### What needs to be done
Return all lines in the material below that contain "основы".

[Extracted data entries]
(begin)
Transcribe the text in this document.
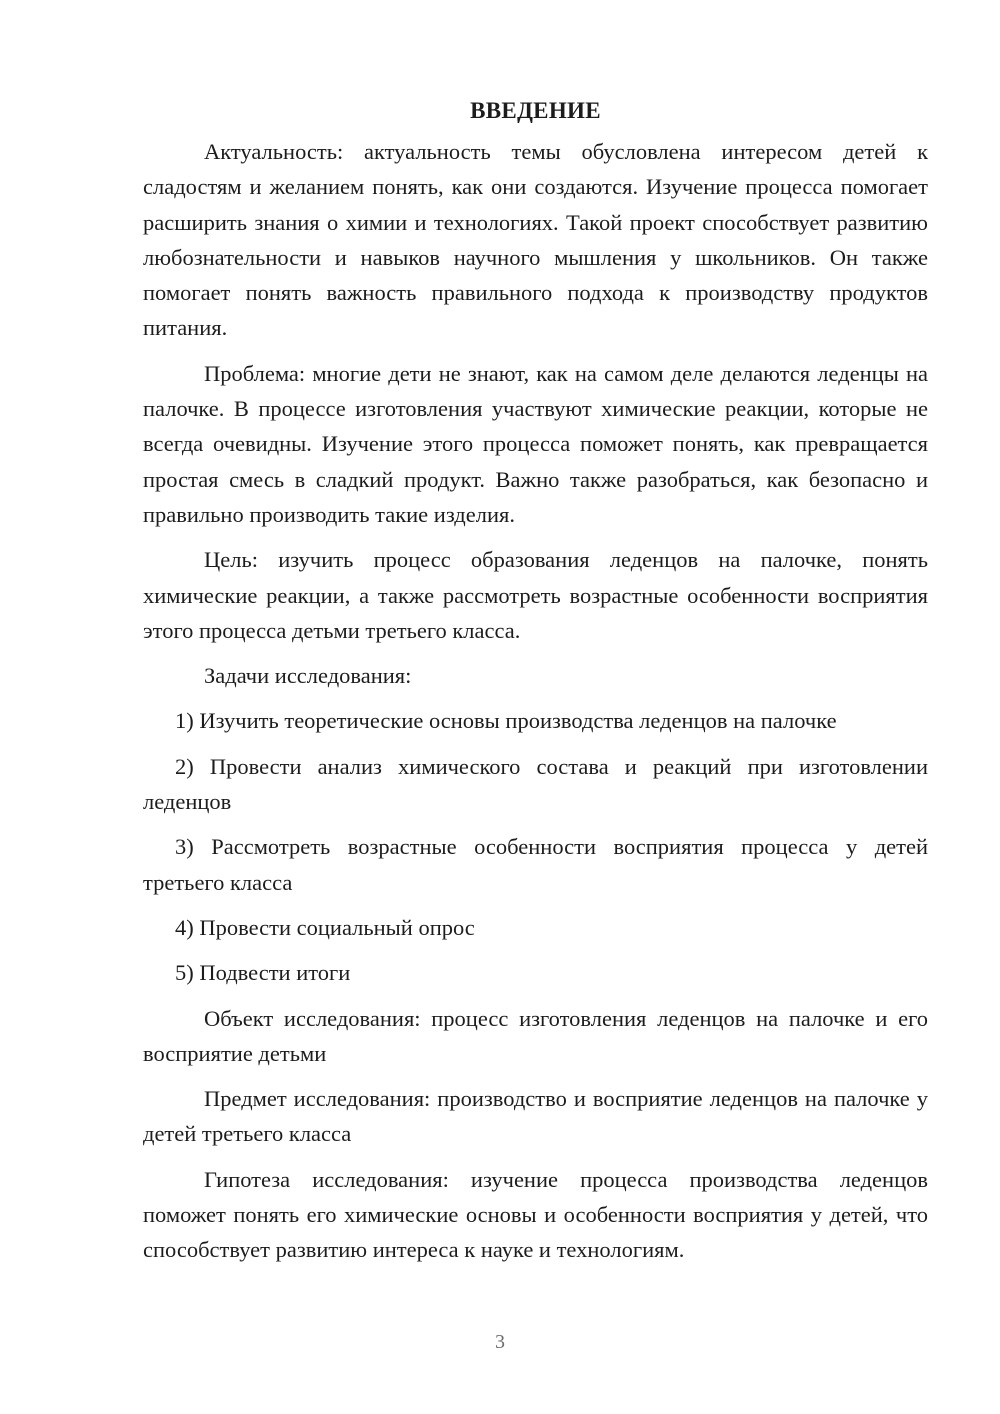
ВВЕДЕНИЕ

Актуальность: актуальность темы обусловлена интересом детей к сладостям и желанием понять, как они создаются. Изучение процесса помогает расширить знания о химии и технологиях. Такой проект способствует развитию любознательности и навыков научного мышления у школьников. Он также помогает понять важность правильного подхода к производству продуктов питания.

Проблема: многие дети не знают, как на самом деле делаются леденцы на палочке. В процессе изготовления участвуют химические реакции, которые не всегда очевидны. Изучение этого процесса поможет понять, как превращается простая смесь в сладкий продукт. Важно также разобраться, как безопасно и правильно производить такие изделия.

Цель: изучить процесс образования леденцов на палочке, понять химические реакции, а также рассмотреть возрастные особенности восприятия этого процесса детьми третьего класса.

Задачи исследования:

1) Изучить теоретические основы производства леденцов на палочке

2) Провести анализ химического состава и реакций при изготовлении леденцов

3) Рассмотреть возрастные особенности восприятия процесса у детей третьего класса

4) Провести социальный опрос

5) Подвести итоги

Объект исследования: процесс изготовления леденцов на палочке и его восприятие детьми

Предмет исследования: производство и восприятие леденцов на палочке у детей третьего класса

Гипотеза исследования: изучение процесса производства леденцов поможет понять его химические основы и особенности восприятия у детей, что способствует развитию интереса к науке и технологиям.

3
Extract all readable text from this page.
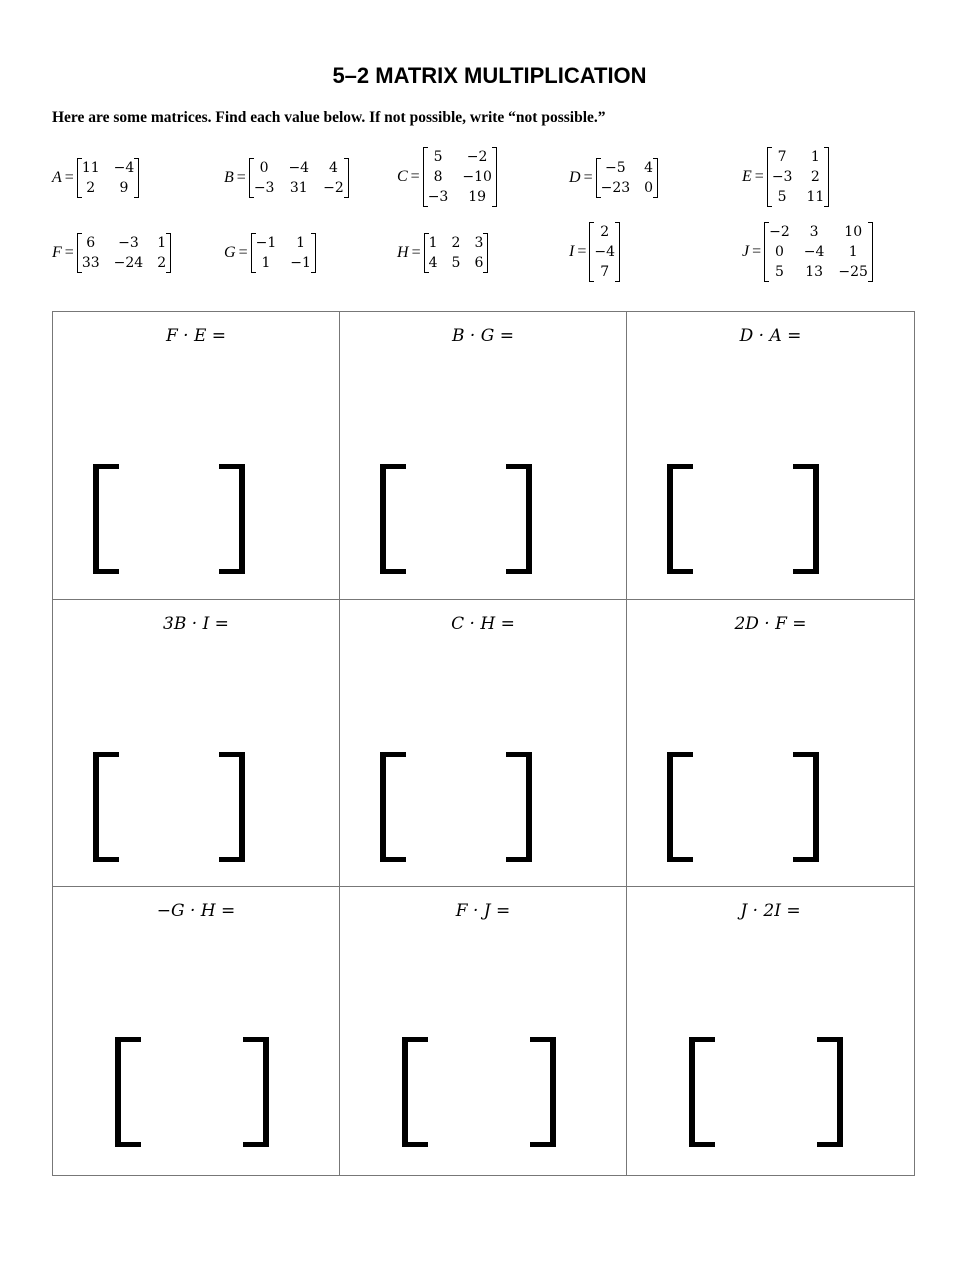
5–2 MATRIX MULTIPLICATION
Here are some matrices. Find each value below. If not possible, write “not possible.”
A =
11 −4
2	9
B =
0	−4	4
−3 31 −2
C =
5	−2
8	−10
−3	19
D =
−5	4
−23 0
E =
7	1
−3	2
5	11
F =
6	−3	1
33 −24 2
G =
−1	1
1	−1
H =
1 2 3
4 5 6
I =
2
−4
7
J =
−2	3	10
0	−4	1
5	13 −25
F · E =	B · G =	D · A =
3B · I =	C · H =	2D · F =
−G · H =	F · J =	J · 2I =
(end)
(begin)
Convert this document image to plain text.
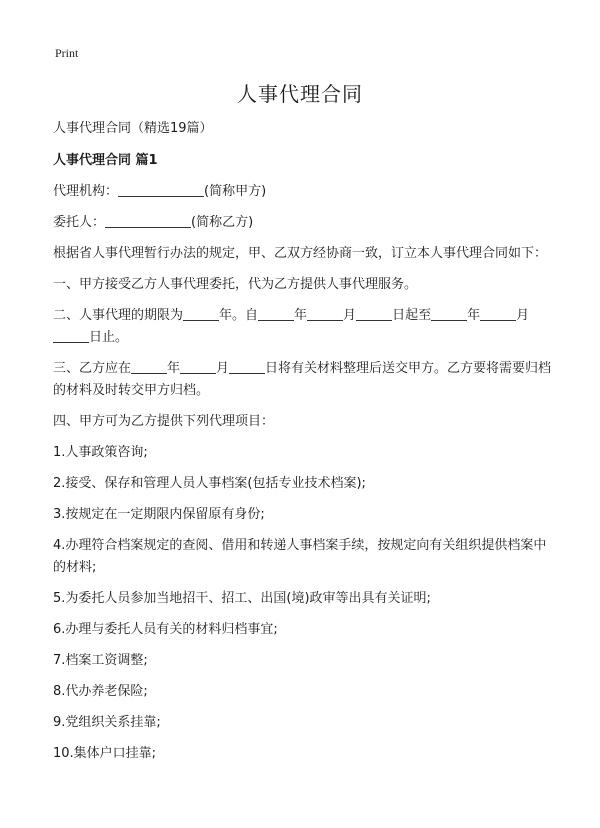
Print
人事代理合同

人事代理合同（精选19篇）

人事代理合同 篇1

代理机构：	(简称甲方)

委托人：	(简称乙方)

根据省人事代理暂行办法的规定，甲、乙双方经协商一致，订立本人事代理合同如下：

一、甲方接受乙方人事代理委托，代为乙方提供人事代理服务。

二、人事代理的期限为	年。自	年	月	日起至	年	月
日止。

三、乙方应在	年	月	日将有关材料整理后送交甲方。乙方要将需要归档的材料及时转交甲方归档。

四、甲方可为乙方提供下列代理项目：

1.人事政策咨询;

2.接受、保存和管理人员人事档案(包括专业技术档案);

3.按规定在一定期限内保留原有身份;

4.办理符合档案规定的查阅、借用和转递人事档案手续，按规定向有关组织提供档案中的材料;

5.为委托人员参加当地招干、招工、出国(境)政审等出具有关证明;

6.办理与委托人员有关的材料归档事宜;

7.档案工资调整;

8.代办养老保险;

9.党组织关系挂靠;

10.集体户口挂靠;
(end)
(begin)
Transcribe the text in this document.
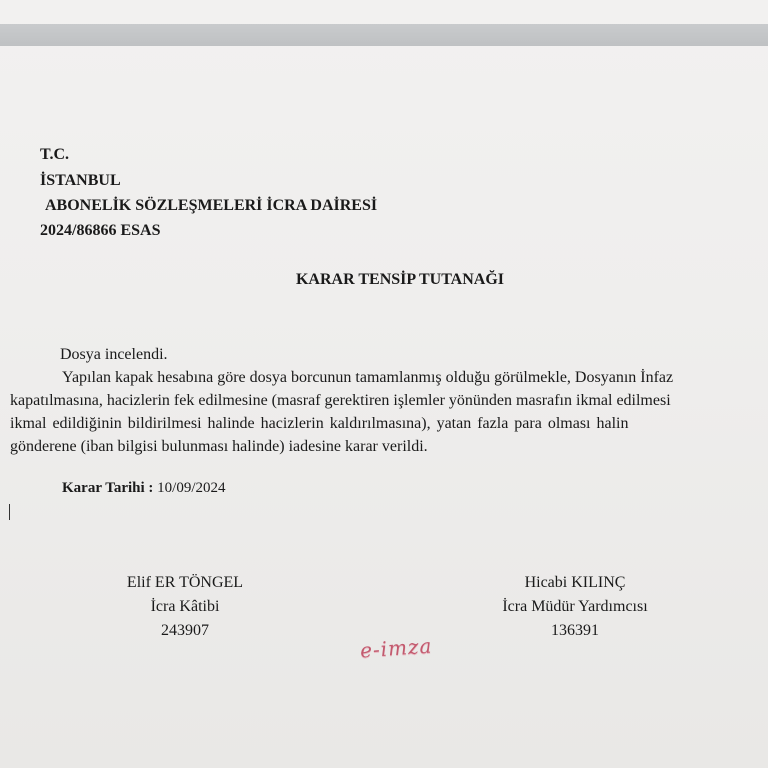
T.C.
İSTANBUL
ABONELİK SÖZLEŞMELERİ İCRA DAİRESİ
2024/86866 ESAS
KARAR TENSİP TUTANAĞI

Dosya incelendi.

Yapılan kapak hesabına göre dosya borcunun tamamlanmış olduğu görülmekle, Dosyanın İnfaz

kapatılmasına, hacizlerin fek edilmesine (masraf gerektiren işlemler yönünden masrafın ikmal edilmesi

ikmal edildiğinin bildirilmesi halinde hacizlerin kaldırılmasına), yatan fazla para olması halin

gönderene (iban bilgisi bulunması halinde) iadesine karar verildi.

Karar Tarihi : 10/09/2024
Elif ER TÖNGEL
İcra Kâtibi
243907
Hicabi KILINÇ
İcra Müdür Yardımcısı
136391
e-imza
(end)
### The reply
1) Изучить теоретические основы производства леденцов на палочке
Гипотеза исследования: изучение процесса производства леденцов поможет понять его химические основы и особенности восприятия у детей, что способствует развитию интереса к науке и технологиям.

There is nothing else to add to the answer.